Collection entries:
*-*-*

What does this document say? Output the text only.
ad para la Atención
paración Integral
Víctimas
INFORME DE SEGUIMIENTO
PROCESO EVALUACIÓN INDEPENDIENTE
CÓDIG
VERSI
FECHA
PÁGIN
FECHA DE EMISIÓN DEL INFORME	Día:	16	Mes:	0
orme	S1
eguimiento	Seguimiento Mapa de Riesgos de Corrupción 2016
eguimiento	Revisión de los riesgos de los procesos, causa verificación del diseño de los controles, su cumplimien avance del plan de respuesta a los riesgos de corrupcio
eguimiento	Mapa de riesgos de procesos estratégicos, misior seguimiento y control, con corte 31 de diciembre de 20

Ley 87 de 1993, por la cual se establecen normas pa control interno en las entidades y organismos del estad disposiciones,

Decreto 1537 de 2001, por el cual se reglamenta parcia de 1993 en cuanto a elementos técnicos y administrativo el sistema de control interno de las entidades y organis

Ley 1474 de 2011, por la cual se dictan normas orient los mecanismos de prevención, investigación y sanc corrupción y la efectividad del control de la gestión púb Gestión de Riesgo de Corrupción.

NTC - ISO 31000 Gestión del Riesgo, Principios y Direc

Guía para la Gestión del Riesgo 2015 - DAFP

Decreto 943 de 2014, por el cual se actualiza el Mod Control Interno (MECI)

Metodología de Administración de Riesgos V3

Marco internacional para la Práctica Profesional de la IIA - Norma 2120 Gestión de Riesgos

*-*-*

Exercise objective>
Exactly reproduce every line of the records.

Solution to this task>
What does this document say? Output the text only.
ad para la Atención
paración Integral
Víctimas
INFORME DE SEGUIMIENTO
PROCESO EVALUACIÓN INDEPENDIENTE
CÓDIG
VERSI
FECHA
PÁGIN
FECHA DE EMISIÓN DEL INFORME	Día:	16	Mes:	0
orme	S1
eguimiento	Seguimiento Mapa de Riesgos de Corrupción 2016
eguimiento	Revisión de los riesgos de los procesos, causa verificación del diseño de los controles, su cumplimien avance del plan de respuesta a los riesgos de corrupcio
eguimiento	Mapa de riesgos de procesos estratégicos, misior seguimiento y control, con corte 31 de diciembre de 20

Ley 87 de 1993, por la cual se establecen normas pa control interno en las entidades y organismos del estad disposiciones,

Decreto 1537 de 2001, por el cual se reglamenta parcia de 1993 en cuanto a elementos técnicos y administrativo el sistema de control interno de las entidades y organis

Ley 1474 de 2011, por la cual se dictan normas orient los mecanismos de prevención, investigación y sanc corrupción y la efectividad del control de la gestión púb Gestión de Riesgo de Corrupción.

NTC - ISO 31000 Gestión del Riesgo, Principios y Direc

Guía para la Gestión del Riesgo 2015 - DAFP

Decreto 943 de 2014, por el cual se actualiza el Mod Control Interno (MECI)

Metodología de Administración de Riesgos V3

Marco internacional para la Práctica Profesional de la IIA - Norma 2120 Gestión de Riesgos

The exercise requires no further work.